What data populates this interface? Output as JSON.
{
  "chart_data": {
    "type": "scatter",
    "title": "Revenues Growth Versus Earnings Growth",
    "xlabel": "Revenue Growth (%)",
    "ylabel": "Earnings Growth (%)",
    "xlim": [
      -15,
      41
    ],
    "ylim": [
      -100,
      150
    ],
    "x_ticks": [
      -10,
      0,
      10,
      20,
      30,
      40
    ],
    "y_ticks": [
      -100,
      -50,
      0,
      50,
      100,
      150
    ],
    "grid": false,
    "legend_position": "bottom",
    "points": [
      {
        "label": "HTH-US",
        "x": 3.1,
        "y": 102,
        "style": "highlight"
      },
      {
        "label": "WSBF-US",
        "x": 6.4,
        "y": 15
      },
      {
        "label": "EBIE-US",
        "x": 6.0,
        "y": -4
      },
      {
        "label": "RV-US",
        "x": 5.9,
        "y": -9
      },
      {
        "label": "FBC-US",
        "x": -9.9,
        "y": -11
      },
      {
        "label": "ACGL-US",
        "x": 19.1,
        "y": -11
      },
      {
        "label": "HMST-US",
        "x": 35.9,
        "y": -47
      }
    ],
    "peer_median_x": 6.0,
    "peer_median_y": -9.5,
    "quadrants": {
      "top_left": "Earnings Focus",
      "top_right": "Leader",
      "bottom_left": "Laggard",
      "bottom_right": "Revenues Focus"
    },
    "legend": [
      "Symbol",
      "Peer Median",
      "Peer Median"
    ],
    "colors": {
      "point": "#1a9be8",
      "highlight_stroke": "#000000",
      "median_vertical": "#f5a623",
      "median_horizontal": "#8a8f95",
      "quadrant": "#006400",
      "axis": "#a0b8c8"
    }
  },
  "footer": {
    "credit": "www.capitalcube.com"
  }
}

========================================================================

■ **Exercise**
Show all lines in the entries above where the word "Growth" appears.

■ **Expected answer**
    "title": "Revenues Growth Versus Earnings Growth",
    "xlabel": "Revenue Growth (%)",
    "ylabel": "Earnings Growth (%)",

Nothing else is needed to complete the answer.